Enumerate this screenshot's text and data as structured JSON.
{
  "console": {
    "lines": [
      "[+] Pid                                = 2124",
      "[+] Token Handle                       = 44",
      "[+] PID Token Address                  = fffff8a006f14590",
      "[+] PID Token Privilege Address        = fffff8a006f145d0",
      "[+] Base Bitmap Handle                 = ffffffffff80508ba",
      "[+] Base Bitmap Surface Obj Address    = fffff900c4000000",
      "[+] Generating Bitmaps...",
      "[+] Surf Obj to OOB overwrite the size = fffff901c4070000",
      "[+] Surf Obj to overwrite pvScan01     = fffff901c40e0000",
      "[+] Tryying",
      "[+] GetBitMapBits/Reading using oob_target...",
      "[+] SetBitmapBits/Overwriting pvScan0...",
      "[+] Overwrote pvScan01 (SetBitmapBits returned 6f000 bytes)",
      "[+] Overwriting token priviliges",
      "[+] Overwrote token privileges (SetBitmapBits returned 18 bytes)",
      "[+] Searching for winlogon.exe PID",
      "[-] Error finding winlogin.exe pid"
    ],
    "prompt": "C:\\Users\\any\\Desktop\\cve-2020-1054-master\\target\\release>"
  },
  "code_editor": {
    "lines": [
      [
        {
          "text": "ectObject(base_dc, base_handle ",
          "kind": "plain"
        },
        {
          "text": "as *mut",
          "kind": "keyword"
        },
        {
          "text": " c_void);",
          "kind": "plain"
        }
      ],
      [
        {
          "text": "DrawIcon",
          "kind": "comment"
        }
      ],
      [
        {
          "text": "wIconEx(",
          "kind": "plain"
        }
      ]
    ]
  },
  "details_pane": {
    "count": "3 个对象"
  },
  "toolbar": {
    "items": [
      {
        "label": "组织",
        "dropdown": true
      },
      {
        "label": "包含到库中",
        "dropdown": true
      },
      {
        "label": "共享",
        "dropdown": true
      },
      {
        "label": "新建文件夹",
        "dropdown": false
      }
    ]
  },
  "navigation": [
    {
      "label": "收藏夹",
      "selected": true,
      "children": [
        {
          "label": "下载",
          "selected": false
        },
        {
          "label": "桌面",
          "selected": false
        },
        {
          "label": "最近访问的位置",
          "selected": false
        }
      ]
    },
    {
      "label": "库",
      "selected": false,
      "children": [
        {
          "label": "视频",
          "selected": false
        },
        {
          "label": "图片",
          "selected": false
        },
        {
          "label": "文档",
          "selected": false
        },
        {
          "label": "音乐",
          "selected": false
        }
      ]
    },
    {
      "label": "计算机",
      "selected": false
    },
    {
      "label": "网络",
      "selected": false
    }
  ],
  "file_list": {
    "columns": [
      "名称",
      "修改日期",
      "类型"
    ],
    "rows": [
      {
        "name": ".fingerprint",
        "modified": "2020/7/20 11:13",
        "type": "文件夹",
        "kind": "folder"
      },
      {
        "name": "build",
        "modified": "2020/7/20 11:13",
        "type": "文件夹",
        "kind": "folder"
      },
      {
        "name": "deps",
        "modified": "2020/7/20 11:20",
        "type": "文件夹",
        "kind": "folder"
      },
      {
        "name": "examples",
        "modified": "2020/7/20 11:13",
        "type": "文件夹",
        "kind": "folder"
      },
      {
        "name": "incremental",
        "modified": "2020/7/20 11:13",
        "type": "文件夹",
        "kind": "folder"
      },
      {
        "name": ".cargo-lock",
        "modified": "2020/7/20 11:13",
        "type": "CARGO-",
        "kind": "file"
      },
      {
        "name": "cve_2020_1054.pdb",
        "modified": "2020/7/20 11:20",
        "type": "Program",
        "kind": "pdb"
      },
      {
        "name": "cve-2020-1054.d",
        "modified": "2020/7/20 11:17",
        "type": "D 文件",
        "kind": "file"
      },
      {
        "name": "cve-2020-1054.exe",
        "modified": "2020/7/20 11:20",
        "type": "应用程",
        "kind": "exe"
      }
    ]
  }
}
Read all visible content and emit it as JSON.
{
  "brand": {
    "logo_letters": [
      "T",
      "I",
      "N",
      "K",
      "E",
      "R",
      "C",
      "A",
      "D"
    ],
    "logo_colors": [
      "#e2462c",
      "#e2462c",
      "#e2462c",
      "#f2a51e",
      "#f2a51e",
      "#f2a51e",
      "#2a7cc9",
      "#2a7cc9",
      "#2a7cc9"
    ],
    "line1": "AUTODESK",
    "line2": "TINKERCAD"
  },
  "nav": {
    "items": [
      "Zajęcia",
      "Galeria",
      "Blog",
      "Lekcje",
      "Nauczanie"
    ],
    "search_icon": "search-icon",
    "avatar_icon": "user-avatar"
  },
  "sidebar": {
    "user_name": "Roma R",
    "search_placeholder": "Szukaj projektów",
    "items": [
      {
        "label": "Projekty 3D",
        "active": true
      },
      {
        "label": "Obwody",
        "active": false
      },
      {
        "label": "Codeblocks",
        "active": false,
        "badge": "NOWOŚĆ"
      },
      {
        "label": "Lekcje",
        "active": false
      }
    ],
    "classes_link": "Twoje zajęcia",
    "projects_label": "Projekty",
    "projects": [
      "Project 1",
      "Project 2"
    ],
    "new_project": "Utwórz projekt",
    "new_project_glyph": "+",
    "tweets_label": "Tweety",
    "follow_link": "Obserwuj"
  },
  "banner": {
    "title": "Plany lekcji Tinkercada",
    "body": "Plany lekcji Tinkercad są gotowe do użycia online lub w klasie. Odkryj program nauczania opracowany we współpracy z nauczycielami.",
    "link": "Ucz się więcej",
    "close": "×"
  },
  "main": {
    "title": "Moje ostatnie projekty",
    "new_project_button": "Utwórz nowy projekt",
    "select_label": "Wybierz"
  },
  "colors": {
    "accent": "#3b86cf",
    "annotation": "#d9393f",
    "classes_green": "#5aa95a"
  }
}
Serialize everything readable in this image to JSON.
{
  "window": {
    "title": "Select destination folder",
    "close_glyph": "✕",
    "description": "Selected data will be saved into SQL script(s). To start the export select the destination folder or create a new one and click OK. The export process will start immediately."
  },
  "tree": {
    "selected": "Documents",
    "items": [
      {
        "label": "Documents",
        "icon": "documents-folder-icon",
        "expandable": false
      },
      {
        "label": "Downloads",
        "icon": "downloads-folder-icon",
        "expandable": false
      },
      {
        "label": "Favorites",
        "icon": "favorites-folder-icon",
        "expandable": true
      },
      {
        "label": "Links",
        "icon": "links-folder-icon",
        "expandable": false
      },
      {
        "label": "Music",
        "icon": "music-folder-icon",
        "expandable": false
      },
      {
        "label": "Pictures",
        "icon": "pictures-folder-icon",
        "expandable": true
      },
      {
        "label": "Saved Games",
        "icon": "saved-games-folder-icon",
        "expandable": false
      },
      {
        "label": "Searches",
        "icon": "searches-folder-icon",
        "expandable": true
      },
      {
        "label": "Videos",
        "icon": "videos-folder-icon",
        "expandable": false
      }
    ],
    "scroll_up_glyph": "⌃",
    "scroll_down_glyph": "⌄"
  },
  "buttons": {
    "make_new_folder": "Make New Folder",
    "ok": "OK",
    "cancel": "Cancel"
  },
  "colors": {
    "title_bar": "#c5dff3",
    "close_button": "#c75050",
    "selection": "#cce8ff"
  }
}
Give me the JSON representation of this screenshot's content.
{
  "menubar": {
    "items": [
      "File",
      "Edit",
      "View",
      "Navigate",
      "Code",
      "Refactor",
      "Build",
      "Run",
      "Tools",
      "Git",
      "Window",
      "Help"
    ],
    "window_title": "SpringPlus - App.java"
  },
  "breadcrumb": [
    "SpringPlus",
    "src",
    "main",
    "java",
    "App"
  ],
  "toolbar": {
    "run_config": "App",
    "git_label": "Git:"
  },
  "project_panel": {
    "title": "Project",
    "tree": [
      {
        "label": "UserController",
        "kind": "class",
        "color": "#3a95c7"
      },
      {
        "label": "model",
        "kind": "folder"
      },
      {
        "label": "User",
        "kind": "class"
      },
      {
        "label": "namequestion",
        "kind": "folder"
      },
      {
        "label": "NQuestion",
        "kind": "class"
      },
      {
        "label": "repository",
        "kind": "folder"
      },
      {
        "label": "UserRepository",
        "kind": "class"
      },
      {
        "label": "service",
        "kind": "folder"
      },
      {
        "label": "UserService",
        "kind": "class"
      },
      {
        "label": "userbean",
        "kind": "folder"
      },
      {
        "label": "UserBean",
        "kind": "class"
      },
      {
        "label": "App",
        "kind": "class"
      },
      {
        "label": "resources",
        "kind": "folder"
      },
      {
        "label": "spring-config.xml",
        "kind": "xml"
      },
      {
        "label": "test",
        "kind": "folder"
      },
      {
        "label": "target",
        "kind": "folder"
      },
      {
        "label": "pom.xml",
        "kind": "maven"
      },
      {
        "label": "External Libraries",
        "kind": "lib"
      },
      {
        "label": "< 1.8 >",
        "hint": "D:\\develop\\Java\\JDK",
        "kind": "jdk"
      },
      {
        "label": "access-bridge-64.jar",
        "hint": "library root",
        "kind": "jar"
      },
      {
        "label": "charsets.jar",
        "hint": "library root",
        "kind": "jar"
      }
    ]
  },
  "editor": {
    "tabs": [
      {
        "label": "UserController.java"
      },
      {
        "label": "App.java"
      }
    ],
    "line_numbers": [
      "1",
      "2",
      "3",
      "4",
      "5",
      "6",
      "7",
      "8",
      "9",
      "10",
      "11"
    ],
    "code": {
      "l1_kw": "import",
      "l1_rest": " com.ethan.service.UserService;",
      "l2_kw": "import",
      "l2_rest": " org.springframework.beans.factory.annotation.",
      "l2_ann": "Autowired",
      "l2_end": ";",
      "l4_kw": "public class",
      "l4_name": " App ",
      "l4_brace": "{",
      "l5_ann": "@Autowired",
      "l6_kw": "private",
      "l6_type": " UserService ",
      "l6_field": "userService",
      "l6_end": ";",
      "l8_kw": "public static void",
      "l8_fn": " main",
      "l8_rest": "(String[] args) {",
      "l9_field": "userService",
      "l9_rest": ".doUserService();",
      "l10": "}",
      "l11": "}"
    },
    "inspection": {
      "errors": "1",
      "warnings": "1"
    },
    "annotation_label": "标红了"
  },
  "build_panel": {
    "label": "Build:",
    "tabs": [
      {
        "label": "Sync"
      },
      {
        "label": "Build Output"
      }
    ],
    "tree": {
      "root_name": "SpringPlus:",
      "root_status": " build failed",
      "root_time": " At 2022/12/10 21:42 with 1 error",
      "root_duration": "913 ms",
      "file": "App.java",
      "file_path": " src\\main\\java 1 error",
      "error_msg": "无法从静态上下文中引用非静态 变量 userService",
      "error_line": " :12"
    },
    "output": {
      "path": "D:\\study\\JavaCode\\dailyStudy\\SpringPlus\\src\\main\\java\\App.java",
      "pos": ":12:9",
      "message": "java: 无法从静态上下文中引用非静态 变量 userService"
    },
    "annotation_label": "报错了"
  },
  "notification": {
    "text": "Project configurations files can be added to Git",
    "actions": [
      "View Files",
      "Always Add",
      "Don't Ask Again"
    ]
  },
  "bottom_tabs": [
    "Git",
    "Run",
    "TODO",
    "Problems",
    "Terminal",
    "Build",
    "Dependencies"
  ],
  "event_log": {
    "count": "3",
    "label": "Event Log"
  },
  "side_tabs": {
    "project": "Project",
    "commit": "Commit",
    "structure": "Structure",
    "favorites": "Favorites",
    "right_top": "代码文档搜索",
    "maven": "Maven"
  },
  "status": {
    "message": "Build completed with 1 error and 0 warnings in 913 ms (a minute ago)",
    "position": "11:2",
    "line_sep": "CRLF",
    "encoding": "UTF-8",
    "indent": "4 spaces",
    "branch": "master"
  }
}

# WORK TO COMPLETE
Extract every line that has the string "Address" in it.

# EXERCISE RESULT
      "[+] PID Token Address                  = fffff8a006f14590",
      "[+] PID Token Privilege Address        = fffff8a006f145d0",
      "[+] Base Bitmap Surface Obj Address    = fffff900c4000000",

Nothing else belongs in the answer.